Dataset entries:
# # #

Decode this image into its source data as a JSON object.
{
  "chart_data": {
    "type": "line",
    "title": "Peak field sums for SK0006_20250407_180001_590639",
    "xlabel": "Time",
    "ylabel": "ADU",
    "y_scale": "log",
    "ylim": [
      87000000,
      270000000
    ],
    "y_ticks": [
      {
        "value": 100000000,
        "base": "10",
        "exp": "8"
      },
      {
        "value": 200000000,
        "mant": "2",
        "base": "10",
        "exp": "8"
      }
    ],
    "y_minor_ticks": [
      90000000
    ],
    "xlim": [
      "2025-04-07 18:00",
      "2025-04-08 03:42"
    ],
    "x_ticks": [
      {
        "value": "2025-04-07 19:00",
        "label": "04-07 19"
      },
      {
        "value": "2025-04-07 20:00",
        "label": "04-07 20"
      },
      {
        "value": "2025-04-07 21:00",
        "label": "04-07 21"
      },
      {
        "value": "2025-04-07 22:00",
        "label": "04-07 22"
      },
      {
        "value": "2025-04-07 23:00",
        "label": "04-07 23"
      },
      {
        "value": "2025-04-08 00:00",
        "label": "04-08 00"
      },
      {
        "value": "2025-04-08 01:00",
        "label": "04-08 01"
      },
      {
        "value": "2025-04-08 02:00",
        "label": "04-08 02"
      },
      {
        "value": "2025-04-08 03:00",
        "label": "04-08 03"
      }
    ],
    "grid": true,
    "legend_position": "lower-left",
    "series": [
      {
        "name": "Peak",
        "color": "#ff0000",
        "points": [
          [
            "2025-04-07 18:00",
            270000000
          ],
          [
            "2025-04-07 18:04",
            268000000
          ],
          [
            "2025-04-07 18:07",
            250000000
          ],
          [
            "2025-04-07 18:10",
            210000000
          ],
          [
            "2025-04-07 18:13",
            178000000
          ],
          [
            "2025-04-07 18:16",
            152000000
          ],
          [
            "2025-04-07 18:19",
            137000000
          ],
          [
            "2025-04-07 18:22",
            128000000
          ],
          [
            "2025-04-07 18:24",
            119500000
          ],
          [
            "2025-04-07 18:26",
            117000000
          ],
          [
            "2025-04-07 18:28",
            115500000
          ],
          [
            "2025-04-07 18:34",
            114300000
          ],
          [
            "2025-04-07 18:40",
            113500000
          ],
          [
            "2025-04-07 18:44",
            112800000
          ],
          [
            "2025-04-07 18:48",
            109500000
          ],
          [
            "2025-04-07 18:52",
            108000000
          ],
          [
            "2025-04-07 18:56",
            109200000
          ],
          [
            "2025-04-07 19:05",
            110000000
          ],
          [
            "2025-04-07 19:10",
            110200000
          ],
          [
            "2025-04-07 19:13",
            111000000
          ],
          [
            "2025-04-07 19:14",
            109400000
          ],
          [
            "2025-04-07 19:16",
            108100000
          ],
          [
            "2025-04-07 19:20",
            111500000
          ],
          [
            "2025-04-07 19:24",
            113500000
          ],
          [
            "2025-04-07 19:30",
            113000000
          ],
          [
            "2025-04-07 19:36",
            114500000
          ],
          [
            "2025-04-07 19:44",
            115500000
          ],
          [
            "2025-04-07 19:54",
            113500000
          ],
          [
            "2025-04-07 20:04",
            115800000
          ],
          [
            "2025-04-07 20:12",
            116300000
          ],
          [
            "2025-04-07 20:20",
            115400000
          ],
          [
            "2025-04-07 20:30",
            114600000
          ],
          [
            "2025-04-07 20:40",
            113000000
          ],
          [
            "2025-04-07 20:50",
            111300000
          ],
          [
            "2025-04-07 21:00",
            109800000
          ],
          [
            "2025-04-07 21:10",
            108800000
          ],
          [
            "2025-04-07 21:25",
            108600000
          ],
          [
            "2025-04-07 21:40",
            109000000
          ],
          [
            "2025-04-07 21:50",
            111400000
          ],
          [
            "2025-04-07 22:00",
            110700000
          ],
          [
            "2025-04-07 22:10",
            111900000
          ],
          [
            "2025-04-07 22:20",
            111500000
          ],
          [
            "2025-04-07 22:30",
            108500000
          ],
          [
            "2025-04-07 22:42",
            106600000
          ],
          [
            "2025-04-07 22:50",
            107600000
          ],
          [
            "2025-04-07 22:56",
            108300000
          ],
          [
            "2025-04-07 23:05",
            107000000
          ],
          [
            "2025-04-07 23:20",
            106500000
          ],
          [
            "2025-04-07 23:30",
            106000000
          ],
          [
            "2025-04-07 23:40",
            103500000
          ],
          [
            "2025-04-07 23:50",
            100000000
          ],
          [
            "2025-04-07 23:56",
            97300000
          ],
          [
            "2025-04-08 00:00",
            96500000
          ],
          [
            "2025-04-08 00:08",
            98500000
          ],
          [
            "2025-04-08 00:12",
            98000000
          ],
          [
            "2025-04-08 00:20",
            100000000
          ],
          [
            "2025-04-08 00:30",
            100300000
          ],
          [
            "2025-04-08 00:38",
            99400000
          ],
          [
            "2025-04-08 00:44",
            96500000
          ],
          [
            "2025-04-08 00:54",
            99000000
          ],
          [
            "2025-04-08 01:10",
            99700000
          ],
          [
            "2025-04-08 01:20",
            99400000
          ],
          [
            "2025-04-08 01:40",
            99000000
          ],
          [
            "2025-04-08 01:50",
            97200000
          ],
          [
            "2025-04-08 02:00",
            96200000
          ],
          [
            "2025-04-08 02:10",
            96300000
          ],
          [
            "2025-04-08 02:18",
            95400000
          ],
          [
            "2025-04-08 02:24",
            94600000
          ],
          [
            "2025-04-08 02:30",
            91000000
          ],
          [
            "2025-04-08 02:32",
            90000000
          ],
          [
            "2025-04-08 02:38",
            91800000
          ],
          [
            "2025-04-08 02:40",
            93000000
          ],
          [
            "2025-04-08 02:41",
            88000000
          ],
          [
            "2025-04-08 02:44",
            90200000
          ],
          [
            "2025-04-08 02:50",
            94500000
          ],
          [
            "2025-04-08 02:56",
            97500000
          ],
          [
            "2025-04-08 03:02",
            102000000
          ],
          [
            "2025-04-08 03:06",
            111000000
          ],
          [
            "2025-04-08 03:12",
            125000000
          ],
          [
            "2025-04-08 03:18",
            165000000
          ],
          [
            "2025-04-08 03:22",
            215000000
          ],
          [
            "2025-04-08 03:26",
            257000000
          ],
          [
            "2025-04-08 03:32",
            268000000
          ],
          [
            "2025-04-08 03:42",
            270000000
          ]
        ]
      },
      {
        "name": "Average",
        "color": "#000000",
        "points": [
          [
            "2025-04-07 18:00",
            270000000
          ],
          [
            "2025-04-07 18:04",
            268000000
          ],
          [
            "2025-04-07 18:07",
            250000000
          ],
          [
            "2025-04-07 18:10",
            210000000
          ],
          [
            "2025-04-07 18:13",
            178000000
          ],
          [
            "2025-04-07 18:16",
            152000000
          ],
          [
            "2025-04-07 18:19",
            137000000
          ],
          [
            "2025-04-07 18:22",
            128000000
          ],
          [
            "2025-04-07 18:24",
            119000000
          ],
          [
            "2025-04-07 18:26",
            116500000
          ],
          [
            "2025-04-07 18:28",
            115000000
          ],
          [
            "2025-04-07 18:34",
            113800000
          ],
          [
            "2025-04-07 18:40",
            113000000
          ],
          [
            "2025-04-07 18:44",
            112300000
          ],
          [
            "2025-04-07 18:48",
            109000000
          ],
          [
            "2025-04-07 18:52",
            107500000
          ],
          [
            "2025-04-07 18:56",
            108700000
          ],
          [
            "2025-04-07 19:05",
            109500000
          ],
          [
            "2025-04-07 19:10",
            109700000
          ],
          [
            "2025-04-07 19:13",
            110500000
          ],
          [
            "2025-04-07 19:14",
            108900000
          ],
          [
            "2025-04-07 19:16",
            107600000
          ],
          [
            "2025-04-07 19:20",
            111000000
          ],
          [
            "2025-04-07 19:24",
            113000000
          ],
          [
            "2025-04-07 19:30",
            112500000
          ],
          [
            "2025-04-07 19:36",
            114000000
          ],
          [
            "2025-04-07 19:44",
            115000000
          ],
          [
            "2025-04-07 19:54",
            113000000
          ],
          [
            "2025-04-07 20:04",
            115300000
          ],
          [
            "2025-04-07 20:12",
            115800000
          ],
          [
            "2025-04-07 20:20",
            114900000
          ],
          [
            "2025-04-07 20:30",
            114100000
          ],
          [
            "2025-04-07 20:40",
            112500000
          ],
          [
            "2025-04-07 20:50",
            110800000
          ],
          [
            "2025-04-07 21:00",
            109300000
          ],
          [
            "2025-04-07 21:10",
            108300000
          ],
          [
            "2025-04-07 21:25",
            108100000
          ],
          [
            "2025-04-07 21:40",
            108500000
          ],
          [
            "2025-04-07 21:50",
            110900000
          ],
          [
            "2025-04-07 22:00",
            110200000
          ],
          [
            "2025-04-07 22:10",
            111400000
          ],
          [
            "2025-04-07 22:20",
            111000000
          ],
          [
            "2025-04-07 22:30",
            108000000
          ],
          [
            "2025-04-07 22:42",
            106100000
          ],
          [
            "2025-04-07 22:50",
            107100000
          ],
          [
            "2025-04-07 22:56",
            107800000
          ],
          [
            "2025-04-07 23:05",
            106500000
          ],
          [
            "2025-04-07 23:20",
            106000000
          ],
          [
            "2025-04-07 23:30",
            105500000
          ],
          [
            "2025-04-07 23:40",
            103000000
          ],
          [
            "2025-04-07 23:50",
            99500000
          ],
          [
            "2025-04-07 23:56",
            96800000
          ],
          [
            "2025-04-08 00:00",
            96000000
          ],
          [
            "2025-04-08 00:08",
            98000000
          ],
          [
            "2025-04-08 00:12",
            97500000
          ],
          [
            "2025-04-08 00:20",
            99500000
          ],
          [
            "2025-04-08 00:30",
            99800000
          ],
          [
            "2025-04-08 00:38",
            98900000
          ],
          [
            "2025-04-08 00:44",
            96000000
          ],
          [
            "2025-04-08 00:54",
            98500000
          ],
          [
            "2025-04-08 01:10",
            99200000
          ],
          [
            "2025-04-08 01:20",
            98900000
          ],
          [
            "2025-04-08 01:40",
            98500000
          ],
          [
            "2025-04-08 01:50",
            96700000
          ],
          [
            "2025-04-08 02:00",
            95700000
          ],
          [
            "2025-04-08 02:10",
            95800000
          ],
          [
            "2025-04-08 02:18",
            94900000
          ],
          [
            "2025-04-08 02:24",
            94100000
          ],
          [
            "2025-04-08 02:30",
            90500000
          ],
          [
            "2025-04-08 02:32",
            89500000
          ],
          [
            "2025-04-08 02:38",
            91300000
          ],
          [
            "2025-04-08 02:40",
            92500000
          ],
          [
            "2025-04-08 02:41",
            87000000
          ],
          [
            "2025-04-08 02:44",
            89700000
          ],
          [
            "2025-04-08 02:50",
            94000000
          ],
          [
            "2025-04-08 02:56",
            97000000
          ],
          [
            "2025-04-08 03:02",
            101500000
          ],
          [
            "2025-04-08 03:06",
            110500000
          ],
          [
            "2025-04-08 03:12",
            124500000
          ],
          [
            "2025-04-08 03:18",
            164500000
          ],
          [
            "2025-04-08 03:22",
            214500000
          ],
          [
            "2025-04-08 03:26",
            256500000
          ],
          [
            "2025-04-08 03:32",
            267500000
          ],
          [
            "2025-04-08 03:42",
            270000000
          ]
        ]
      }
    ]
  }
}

# # #

● **Brief**
In the records above, find each line with the word "Peak" and copy it.

● **Solution to this task**
    "title": "Peak field sums for SK0006_20250407_180001_590639",
        "name": "Peak",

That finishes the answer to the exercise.